- Exercise data
┌──
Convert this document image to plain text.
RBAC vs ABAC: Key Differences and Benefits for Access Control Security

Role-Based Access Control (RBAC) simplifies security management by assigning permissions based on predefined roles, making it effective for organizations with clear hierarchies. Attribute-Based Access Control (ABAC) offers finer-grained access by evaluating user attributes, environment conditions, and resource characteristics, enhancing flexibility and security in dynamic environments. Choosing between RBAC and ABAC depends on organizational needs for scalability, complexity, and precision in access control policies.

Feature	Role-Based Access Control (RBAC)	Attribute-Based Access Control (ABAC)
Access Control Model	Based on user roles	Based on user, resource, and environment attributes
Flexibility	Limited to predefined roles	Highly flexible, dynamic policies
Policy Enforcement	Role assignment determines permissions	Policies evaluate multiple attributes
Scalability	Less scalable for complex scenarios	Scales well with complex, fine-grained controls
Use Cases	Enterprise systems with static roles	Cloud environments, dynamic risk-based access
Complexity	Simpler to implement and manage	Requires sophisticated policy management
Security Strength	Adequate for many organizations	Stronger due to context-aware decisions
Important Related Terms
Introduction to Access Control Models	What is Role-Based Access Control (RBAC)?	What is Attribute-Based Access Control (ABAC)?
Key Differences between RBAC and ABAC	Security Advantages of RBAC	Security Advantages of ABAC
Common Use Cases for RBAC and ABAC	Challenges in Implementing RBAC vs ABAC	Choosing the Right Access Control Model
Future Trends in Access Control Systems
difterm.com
└──
- What the exercise asks
Give the complete listing a second time, exactly as it reads.

- Answer below
Convert this document image to plain text.
RBAC vs ABAC: Key Differences and Benefits for Access Control Security

Role-Based Access Control (RBAC) simplifies security management by assigning permissions based on predefined roles, making it effective for organizations with clear hierarchies. Attribute-Based Access Control (ABAC) offers finer-grained access by evaluating user attributes, environment conditions, and resource characteristics, enhancing flexibility and security in dynamic environments. Choosing between RBAC and ABAC depends on organizational needs for scalability, complexity, and precision in access control policies.

Feature	Role-Based Access Control (RBAC)	Attribute-Based Access Control (ABAC)
Access Control Model	Based on user roles	Based on user, resource, and environment attributes
Flexibility	Limited to predefined roles	Highly flexible, dynamic policies
Policy Enforcement	Role assignment determines permissions	Policies evaluate multiple attributes
Scalability	Less scalable for complex scenarios	Scales well with complex, fine-grained controls
Use Cases	Enterprise systems with static roles	Cloud environments, dynamic risk-based access
Complexity	Simpler to implement and manage	Requires sophisticated policy management
Security Strength	Adequate for many organizations	Stronger due to context-aware decisions
Important Related Terms
Introduction to Access Control Models	What is Role-Based Access Control (RBAC)?	What is Attribute-Based Access Control (ABAC)?
Key Differences between RBAC and ABAC	Security Advantages of RBAC	Security Advantages of ABAC
Common Use Cases for RBAC and ABAC	Challenges in Implementing RBAC vs ABAC	Choosing the Right Access Control Model
Future Trends in Access Control Systems
difterm.com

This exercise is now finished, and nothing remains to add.